Direction
All lines featuring the string "диафрагмы" are to be listed.

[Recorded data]
# # # #

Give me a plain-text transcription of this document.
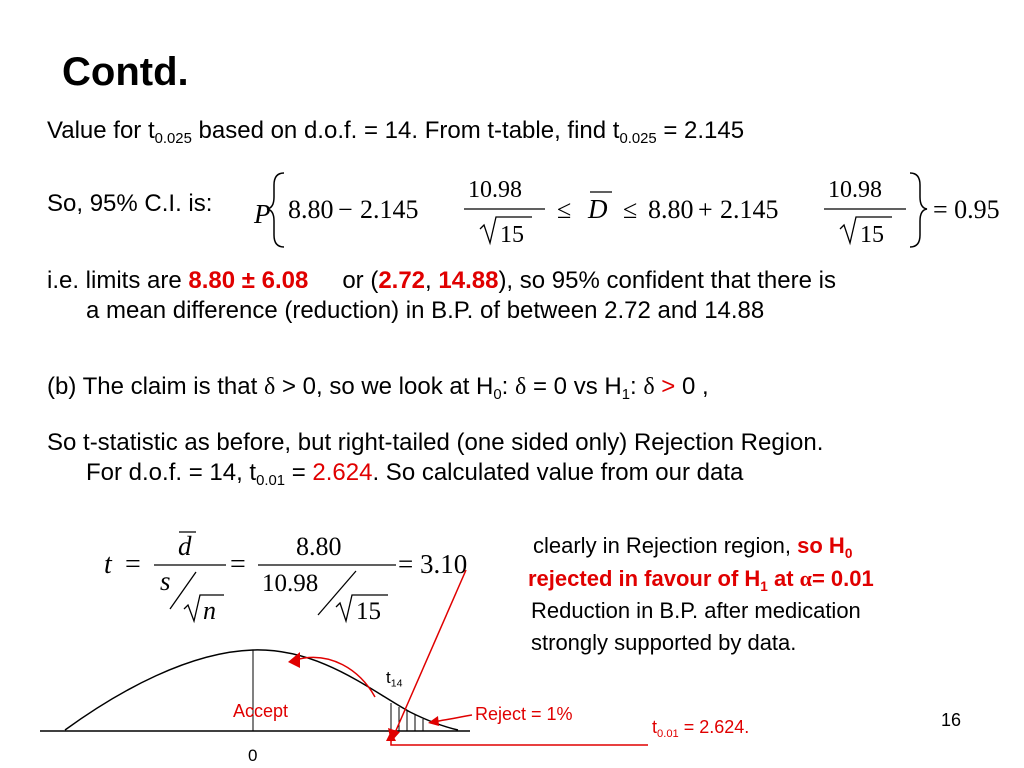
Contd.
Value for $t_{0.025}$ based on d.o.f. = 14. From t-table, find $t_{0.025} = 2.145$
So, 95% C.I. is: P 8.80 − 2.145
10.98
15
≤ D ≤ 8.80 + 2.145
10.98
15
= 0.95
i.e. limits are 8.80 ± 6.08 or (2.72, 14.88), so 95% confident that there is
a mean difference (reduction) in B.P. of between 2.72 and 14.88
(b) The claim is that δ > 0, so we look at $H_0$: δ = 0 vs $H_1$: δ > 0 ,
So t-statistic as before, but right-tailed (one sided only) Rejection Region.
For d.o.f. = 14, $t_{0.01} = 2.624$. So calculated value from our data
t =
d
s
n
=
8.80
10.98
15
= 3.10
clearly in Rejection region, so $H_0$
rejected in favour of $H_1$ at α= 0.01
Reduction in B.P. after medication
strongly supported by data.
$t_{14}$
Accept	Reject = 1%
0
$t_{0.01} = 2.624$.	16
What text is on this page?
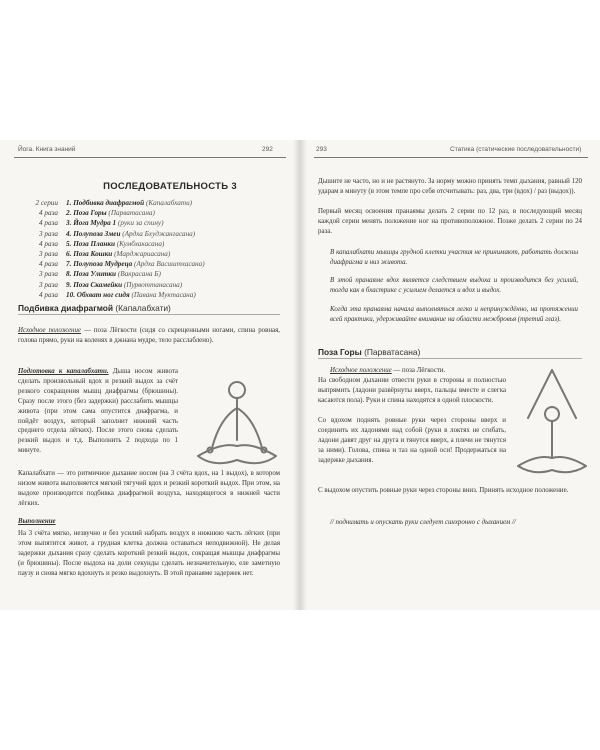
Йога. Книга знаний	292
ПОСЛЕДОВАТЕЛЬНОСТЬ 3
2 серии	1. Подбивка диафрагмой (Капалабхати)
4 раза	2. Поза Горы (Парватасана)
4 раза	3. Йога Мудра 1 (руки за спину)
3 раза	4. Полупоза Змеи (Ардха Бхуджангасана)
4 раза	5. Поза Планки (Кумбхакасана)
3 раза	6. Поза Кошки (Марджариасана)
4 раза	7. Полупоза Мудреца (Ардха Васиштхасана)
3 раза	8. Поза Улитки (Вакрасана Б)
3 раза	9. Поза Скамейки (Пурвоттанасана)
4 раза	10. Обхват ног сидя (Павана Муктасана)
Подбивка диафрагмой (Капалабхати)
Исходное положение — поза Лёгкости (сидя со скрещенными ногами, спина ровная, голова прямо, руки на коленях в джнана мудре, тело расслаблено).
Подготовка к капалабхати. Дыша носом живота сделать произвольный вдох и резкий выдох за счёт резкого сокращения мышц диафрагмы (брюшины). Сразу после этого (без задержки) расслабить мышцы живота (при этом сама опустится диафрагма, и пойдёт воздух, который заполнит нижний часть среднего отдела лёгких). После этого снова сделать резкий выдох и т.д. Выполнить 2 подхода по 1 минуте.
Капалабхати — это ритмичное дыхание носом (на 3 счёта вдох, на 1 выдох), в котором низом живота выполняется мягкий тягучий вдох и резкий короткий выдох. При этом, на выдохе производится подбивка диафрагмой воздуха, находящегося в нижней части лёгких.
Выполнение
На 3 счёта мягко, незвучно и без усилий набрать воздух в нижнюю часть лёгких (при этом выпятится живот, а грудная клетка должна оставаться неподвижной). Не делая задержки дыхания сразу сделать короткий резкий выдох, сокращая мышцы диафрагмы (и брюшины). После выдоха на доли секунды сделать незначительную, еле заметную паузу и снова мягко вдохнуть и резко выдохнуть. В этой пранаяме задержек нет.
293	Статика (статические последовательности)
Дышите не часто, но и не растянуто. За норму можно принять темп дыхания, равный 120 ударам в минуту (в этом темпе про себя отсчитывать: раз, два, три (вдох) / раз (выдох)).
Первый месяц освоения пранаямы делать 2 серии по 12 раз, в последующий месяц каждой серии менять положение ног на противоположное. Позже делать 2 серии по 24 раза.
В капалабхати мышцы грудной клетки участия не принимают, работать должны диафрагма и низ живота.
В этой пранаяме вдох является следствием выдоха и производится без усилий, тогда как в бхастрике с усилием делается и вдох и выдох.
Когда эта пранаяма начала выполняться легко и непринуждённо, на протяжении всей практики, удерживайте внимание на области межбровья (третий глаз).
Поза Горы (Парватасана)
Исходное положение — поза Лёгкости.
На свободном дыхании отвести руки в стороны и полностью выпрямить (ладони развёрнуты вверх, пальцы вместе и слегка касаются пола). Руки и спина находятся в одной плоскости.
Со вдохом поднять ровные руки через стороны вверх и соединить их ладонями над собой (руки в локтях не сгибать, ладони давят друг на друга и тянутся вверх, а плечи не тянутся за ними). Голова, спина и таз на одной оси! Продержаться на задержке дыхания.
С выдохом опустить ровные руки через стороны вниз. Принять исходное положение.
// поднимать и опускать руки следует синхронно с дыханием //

# # # #

The response
Подготовка к капалабхати. Дыша носом живота сделать произвольный вдох и резкий выдох за счёт резкого сокращения мышц диафрагмы (брюшины). Сразу после этого (без задержки) расслабить мышцы живота (при этом сама опустится диафрагма, и пойдёт воздух, который заполнит нижний часть среднего отдела лёгких). После этого снова сделать резкий выдох и т.д. Выполнить 2 подхода по 1 минуте.
На 3 счёта мягко, незвучно и без усилий набрать воздух в нижнюю часть лёгких (при этом выпятится живот, а грудная клетка должна оставаться неподвижной). Не делая задержки дыхания сразу сделать короткий резкий выдох, сокращая мышцы диафрагмы (и брюшины). После выдоха на доли секунды сделать незначительную, еле заметную паузу и снова мягко вдохнуть и резко выдохнуть. В этой пранаяме задержек нет.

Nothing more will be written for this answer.